## [Stated task]
Gather every line below where "text" appears.

## [Record extracts]
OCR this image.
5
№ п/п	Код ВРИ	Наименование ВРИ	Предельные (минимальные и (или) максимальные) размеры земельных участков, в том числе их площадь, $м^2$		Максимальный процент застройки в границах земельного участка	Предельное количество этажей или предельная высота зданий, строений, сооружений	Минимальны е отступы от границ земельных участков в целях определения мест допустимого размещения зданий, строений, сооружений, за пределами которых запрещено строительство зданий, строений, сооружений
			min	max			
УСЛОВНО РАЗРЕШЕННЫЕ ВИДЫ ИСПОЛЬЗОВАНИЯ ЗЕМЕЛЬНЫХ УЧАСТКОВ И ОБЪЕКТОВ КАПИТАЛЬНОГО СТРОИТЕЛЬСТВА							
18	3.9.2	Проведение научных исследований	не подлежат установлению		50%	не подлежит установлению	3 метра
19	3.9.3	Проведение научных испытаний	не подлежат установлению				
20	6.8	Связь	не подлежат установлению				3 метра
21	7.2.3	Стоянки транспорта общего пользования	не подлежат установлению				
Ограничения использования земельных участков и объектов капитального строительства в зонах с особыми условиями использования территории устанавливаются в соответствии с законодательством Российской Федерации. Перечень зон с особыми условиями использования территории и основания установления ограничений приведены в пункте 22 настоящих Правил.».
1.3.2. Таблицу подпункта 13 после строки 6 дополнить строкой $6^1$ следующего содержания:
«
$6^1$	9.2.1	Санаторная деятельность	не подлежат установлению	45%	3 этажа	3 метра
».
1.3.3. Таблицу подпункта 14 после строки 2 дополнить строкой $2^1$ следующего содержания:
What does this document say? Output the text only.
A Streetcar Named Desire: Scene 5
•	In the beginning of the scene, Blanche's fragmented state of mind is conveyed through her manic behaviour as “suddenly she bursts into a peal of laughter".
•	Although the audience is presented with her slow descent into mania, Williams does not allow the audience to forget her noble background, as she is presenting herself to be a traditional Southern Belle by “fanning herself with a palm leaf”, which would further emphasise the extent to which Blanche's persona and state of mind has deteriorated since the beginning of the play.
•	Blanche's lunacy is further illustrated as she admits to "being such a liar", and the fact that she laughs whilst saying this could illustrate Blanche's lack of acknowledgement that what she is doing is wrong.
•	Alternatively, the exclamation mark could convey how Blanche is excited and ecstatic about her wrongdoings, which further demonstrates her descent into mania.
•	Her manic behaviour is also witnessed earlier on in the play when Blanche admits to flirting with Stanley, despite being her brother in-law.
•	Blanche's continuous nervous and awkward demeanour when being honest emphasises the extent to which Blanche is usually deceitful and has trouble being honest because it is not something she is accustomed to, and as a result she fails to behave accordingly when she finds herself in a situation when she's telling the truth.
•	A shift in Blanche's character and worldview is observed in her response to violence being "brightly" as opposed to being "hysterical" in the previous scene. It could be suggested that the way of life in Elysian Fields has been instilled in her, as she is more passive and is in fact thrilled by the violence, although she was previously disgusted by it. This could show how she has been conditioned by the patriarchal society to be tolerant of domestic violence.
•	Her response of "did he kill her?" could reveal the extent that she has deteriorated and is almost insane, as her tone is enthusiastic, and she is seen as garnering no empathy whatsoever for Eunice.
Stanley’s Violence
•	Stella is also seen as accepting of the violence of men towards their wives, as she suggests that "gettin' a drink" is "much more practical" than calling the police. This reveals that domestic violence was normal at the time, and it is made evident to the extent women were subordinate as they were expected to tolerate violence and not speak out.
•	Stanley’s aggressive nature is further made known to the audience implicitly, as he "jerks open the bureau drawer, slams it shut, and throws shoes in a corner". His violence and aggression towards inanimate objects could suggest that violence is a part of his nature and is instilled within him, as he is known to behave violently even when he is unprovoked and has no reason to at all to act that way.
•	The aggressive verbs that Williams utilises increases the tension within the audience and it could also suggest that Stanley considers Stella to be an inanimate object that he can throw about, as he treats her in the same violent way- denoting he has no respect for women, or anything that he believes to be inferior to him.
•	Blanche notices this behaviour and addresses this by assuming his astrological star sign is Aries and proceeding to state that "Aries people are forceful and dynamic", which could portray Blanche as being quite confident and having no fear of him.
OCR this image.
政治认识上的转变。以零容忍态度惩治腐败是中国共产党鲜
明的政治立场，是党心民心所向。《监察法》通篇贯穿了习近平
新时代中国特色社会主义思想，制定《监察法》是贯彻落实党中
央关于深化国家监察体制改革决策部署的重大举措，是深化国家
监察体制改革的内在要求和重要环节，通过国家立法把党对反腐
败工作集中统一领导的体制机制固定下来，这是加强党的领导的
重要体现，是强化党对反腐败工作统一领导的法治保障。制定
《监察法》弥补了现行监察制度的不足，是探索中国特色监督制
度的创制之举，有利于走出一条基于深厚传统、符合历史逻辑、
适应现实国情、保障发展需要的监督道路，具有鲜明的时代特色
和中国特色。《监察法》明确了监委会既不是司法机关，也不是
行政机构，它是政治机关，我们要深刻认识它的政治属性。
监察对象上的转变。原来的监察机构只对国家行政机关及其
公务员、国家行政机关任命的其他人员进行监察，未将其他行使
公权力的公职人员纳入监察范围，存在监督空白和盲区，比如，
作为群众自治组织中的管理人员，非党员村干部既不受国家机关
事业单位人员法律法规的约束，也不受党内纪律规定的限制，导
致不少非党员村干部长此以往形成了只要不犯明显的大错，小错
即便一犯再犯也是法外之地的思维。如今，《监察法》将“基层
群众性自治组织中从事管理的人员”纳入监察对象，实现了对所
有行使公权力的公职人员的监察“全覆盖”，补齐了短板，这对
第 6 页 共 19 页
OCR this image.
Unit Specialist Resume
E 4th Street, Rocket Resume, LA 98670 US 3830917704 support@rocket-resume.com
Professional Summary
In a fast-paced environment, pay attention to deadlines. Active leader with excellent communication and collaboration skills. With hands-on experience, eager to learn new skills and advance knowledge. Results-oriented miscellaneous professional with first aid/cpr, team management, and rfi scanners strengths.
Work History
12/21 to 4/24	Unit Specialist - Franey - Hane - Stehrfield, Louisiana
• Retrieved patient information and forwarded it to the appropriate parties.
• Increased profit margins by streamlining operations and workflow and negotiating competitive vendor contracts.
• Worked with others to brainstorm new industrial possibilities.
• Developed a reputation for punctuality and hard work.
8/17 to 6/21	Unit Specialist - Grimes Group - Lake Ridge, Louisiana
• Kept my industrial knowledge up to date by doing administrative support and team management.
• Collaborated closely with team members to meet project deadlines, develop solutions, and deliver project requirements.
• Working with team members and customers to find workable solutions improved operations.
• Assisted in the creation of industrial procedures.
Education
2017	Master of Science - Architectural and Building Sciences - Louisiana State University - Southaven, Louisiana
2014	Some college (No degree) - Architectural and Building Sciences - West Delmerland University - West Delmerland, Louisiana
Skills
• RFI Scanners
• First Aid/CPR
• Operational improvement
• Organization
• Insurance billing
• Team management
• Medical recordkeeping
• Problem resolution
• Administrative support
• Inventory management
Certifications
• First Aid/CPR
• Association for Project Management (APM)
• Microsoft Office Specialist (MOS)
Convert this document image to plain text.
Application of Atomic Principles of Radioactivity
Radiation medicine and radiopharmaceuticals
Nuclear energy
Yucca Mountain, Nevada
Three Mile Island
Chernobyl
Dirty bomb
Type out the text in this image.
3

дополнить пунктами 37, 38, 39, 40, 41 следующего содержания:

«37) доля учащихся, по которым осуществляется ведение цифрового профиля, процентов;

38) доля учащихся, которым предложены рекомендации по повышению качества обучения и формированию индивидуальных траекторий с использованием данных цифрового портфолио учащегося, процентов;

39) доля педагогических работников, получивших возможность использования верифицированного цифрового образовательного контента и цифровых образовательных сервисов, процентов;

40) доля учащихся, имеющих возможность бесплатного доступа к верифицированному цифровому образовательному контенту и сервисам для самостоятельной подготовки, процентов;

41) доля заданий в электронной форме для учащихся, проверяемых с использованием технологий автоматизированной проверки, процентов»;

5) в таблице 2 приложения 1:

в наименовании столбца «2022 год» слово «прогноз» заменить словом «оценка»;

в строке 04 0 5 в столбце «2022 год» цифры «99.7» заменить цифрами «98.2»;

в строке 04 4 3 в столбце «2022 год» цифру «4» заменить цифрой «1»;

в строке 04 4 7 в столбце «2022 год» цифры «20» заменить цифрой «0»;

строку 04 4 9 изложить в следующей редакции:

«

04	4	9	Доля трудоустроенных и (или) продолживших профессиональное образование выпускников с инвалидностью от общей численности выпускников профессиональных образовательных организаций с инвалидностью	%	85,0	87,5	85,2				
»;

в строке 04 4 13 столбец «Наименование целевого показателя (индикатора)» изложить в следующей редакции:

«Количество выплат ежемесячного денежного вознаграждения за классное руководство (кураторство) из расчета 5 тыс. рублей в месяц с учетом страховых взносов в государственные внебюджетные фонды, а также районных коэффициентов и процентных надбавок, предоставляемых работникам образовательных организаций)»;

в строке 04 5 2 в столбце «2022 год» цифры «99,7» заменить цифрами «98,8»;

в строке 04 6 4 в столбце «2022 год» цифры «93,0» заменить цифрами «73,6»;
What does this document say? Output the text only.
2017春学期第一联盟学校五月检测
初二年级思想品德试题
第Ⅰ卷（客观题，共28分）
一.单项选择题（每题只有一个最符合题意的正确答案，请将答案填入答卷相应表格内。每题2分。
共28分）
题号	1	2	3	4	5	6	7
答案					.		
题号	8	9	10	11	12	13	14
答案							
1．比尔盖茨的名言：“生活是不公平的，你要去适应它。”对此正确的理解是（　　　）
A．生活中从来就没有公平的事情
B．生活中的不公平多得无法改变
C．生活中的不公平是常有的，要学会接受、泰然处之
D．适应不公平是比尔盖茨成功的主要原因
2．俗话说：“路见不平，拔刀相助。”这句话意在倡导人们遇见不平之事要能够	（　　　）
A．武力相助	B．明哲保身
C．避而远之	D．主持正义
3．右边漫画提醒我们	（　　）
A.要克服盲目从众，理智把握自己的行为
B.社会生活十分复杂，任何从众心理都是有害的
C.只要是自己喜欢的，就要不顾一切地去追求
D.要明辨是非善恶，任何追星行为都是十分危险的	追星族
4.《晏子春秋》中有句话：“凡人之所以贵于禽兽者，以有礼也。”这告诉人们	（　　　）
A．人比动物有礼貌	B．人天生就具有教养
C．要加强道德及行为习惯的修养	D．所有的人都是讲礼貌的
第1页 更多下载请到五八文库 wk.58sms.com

## [Exercise answer]
What does this document say? Output the text only.
Convert this document image to plain text.
Type out the text in this image.
What does this document say? Output the text only.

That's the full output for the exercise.